*The problem:*
Copy the lines that follow, keeping every character the same.

(Collection entries)
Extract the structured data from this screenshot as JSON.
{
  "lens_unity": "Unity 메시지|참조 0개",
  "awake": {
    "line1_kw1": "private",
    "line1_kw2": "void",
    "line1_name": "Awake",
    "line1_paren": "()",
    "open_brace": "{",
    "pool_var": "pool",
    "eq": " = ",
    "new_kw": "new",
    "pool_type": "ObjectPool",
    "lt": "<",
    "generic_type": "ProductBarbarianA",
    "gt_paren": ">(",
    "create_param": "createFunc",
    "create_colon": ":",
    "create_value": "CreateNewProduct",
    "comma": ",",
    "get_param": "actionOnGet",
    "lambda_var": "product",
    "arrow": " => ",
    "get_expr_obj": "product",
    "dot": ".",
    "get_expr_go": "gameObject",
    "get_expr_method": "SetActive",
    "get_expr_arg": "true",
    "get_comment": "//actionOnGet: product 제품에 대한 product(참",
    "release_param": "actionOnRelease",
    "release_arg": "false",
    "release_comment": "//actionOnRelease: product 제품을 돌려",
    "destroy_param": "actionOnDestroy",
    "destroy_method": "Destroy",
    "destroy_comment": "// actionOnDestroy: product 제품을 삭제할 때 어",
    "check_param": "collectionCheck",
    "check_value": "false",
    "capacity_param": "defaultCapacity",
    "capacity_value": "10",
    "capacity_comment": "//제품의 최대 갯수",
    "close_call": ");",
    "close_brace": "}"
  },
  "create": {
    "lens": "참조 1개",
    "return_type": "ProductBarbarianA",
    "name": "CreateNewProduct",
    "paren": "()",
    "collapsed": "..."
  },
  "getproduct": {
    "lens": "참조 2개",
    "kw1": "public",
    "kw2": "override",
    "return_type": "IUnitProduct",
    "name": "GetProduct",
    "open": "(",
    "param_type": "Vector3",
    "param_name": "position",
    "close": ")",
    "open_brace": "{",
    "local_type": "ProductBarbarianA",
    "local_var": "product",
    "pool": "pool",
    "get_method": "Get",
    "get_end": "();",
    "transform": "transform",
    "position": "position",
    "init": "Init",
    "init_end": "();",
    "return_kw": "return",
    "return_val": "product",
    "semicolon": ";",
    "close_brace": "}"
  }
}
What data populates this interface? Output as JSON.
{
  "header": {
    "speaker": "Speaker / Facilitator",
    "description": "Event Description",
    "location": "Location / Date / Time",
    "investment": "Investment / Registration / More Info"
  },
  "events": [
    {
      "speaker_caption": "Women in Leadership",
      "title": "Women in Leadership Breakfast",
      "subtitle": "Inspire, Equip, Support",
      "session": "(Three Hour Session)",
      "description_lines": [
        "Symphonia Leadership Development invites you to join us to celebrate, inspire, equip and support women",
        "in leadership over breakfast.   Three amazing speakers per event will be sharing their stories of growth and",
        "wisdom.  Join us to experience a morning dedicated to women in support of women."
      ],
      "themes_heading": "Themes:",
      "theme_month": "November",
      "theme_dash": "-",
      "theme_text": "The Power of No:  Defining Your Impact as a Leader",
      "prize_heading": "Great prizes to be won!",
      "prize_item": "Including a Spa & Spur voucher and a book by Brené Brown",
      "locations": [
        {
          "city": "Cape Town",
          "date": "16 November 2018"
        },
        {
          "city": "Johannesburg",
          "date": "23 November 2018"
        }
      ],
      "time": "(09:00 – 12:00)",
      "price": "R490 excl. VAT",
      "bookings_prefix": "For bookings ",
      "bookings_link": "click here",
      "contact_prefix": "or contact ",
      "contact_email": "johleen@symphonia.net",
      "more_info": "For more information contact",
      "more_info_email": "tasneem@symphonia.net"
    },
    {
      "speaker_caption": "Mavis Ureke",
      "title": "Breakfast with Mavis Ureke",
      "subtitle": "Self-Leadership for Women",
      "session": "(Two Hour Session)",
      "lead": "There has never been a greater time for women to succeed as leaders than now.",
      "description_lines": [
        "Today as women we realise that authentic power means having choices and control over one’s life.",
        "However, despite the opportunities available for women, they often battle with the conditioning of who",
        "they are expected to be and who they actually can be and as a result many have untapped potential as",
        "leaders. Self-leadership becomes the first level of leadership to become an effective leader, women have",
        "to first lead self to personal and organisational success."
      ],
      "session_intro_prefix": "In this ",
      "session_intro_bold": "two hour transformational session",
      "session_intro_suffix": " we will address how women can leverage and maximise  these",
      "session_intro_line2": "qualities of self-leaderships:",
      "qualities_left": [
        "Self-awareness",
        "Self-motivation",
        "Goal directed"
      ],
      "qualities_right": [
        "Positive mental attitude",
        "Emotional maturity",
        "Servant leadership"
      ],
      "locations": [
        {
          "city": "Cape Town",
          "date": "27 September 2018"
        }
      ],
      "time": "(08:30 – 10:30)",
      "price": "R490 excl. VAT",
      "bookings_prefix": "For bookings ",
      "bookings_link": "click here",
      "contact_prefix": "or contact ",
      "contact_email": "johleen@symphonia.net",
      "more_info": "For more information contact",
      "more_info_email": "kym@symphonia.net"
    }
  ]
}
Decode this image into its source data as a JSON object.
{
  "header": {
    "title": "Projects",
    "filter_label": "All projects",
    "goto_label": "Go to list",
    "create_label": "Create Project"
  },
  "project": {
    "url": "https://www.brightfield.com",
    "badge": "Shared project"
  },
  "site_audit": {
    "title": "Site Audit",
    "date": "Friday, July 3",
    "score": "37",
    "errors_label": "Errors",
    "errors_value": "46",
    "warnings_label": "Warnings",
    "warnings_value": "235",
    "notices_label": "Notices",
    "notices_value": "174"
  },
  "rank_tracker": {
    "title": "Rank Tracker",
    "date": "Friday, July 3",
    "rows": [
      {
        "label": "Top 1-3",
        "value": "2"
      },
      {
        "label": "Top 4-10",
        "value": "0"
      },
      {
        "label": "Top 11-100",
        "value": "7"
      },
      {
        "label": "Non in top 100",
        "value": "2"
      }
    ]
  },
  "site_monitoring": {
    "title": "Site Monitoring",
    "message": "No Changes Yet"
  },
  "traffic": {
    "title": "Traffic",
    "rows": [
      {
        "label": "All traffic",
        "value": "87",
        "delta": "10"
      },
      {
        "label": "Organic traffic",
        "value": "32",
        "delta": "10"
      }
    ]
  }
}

*Task solution:*
Extract the structured data from this screenshot as JSON.
{
  "lens_unity": "Unity 메시지|참조 0개",
  "awake": {
    "line1_kw1": "private",
    "line1_kw2": "void",
    "line1_name": "Awake",
    "line1_paren": "()",
    "open_brace": "{",
    "pool_var": "pool",
    "eq": " = ",
    "new_kw": "new",
    "pool_type": "ObjectPool",
    "lt": "<",
    "generic_type": "ProductBarbarianA",
    "gt_paren": ">(",
    "create_param": "createFunc",
    "create_colon": ":",
    "create_value": "CreateNewProduct",
    "comma": ",",
    "get_param": "actionOnGet",
    "lambda_var": "product",
    "arrow": " => ",
    "get_expr_obj": "product",
    "dot": ".",
    "get_expr_go": "gameObject",
    "get_expr_method": "SetActive",
    "get_expr_arg": "true",
    "get_comment": "//actionOnGet: product 제품에 대한 product(참",
    "release_param": "actionOnRelease",
    "release_arg": "false",
    "release_comment": "//actionOnRelease: product 제품을 돌려",
    "destroy_param": "actionOnDestroy",
    "destroy_method": "Destroy",
    "destroy_comment": "// actionOnDestroy: product 제품을 삭제할 때 어",
    "check_param": "collectionCheck",
    "check_value": "false",
    "capacity_param": "defaultCapacity",
    "capacity_value": "10",
    "capacity_comment": "//제품의 최대 갯수",
    "close_call": ");",
    "close_brace": "}"
  },
  "create": {
    "lens": "참조 1개",
    "return_type": "ProductBarbarianA",
    "name": "CreateNewProduct",
    "paren": "()",
    "collapsed": "..."
  },
  "getproduct": {
    "lens": "참조 2개",
    "kw1": "public",
    "kw2": "override",
    "return_type": "IUnitProduct",
    "name": "GetProduct",
    "open": "(",
    "param_type": "Vector3",
    "param_name": "position",
    "close": ")",
    "open_brace": "{",
    "local_type": "ProductBarbarianA",
    "local_var": "product",
    "pool": "pool",
    "get_method": "Get",
    "get_end": "();",
    "transform": "transform",
    "position": "position",
    "init": "Init",
    "init_end": "();",
    "return_kw": "return",
    "return_val": "product",
    "semicolon": ";",
    "close_brace": "}"
  }
}
What data populates this interface? Output as JSON.
{
  "header": {
    "speaker": "Speaker / Facilitator",
    "description": "Event Description",
    "location": "Location / Date / Time",
    "investment": "Investment / Registration / More Info"
  },
  "events": [
    {
      "speaker_caption": "Women in Leadership",
      "title": "Women in Leadership Breakfast",
      "subtitle": "Inspire, Equip, Support",
      "session": "(Three Hour Session)",
      "description_lines": [
        "Symphonia Leadership Development invites you to join us to celebrate, inspire, equip and support women",
        "in leadership over breakfast.   Three amazing speakers per event will be sharing their stories of growth and",
        "wisdom.  Join us to experience a morning dedicated to women in support of women."
      ],
      "themes_heading": "Themes:",
      "theme_month": "November",
      "theme_dash": "-",
      "theme_text": "The Power of No:  Defining Your Impact as a Leader",
      "prize_heading": "Great prizes to be won!",
      "prize_item": "Including a Spa & Spur voucher and a book by Brené Brown",
      "locations": [
        {
          "city": "Cape Town",
          "date": "16 November 2018"
        },
        {
          "city": "Johannesburg",
          "date": "23 November 2018"
        }
      ],
      "time": "(09:00 – 12:00)",
      "price": "R490 excl. VAT",
      "bookings_prefix": "For bookings ",
      "bookings_link": "click here",
      "contact_prefix": "or contact ",
      "contact_email": "johleen@symphonia.net",
      "more_info": "For more information contact",
      "more_info_email": "tasneem@symphonia.net"
    },
    {
      "speaker_caption": "Mavis Ureke",
      "title": "Breakfast with Mavis Ureke",
      "subtitle": "Self-Leadership for Women",
      "session": "(Two Hour Session)",
      "lead": "There has never been a greater time for women to succeed as leaders than now.",
      "description_lines": [
        "Today as women we realise that authentic power means having choices and control over one’s life.",
        "However, despite the opportunities available for women, they often battle with the conditioning of who",
        "they are expected to be and who they actually can be and as a result many have untapped potential as",
        "leaders. Self-leadership becomes the first level of leadership to become an effective leader, women have",
        "to first lead self to personal and organisational success."
      ],
      "session_intro_prefix": "In this ",
      "session_intro_bold": "two hour transformational session",
      "session_intro_suffix": " we will address how women can leverage and maximise  these",
      "session_intro_line2": "qualities of self-leaderships:",
      "qualities_left": [
        "Self-awareness",
        "Self-motivation",
        "Goal directed"
      ],
      "qualities_right": [
        "Positive mental attitude",
        "Emotional maturity",
        "Servant leadership"
      ],
      "locations": [
        {
          "city": "Cape Town",
          "date": "27 September 2018"
        }
      ],
      "time": "(08:30 – 10:30)",
      "price": "R490 excl. VAT",
      "bookings_prefix": "For bookings ",
      "bookings_link": "click here",
      "contact_prefix": "or contact ",
      "contact_email": "johleen@symphonia.net",
      "more_info": "For more information contact",
      "more_info_email": "kym@symphonia.net"
    }
  ]
}
Decode this image into its source data as a JSON object.
{
  "header": {
    "title": "Projects",
    "filter_label": "All projects",
    "goto_label": "Go to list",
    "create_label": "Create Project"
  },
  "project": {
    "url": "https://www.brightfield.com",
    "badge": "Shared project"
  },
  "site_audit": {
    "title": "Site Audit",
    "date": "Friday, July 3",
    "score": "37",
    "errors_label": "Errors",
    "errors_value": "46",
    "warnings_label": "Warnings",
    "warnings_value": "235",
    "notices_label": "Notices",
    "notices_value": "174"
  },
  "rank_tracker": {
    "title": "Rank Tracker",
    "date": "Friday, July 3",
    "rows": [
      {
        "label": "Top 1-3",
        "value": "2"
      },
      {
        "label": "Top 4-10",
        "value": "0"
      },
      {
        "label": "Top 11-100",
        "value": "7"
      },
      {
        "label": "Non in top 100",
        "value": "2"
      }
    ]
  },
  "site_monitoring": {
    "title": "Site Monitoring",
    "message": "No Changes Yet"
  },
  "traffic": {
    "title": "Traffic",
    "rows": [
      {
        "label": "All traffic",
        "value": "87",
        "delta": "10"
      },
      {
        "label": "Organic traffic",
        "value": "32",
        "delta": "10"
      }
    ]
  }
}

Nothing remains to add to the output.